** Begin Extracted material **

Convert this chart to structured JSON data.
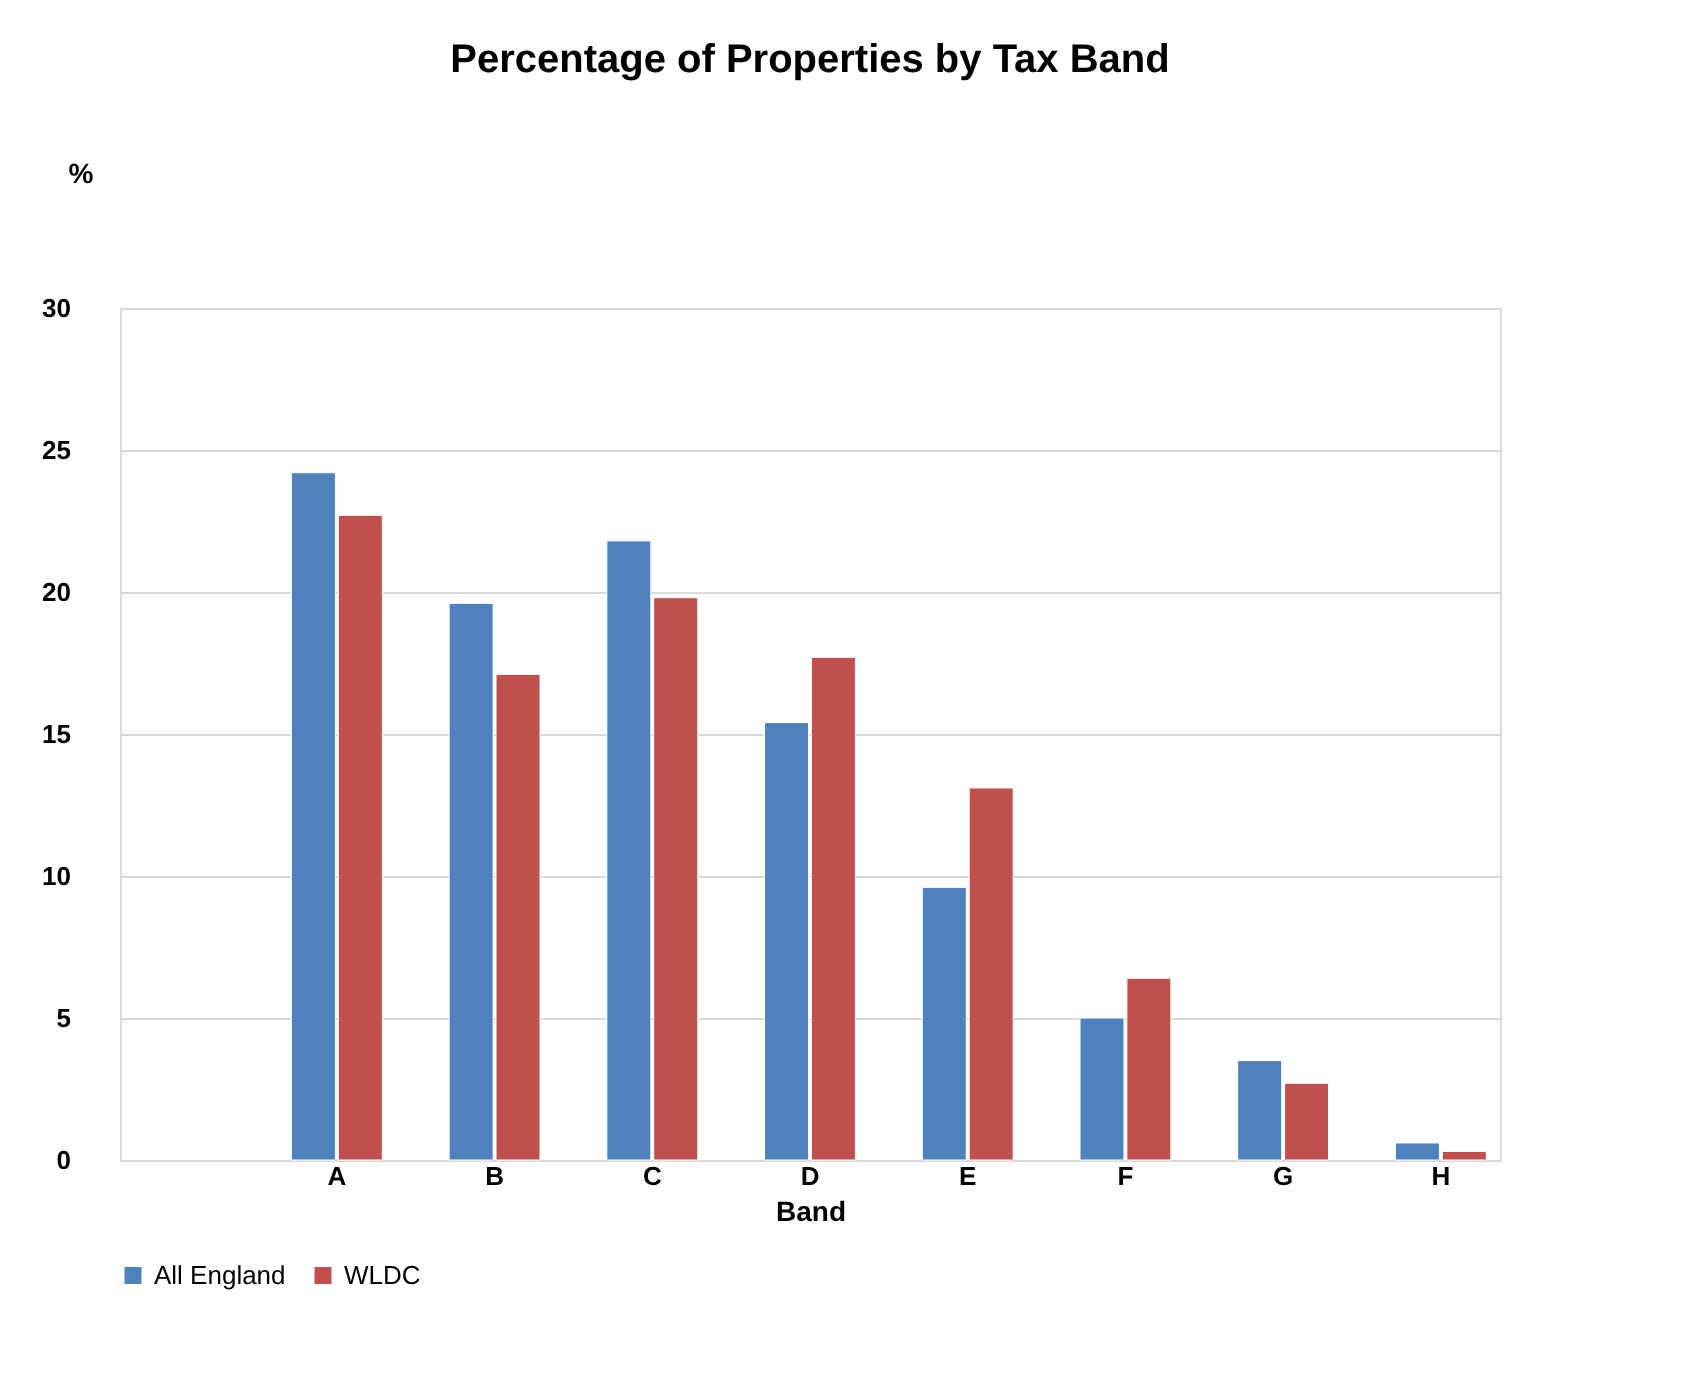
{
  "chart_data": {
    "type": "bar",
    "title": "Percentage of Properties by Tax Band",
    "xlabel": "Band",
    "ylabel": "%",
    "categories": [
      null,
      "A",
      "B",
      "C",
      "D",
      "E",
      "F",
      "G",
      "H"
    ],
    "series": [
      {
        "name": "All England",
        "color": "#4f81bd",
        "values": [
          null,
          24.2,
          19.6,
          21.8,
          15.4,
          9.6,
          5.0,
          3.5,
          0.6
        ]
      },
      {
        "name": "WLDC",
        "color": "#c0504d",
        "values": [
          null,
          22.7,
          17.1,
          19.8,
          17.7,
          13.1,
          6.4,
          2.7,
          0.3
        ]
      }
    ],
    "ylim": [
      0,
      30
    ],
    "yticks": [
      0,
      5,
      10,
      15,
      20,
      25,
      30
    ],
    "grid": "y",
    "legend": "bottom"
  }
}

** End Extracted material **

Problem description: Repeat the entries exactly and keep the pictures out of the copy.

Task answer:
Convert this chart to structured JSON data.
{
  "chart_data": {
    "type": "bar",
    "title": "Percentage of Properties by Tax Band",
    "xlabel": "Band",
    "ylabel": "%",
    "categories": [
      null,
      "A",
      "B",
      "C",
      "D",
      "E",
      "F",
      "G",
      "H"
    ],
    "series": [
      {
        "name": "All England",
        "color": "#4f81bd",
        "values": [
          null,
          24.2,
          19.6,
          21.8,
          15.4,
          9.6,
          5.0,
          3.5,
          0.6
        ]
      },
      {
        "name": "WLDC",
        "color": "#c0504d",
        "values": [
          null,
          22.7,
          17.1,
          19.8,
          17.7,
          13.1,
          6.4,
          2.7,
          0.3
        ]
      }
    ],
    "ylim": [
      0,
      30
    ],
    "yticks": [
      0,
      5,
      10,
      15,
      20,
      25,
      30
    ],
    "grid": "y",
    "legend": "bottom"
  }
}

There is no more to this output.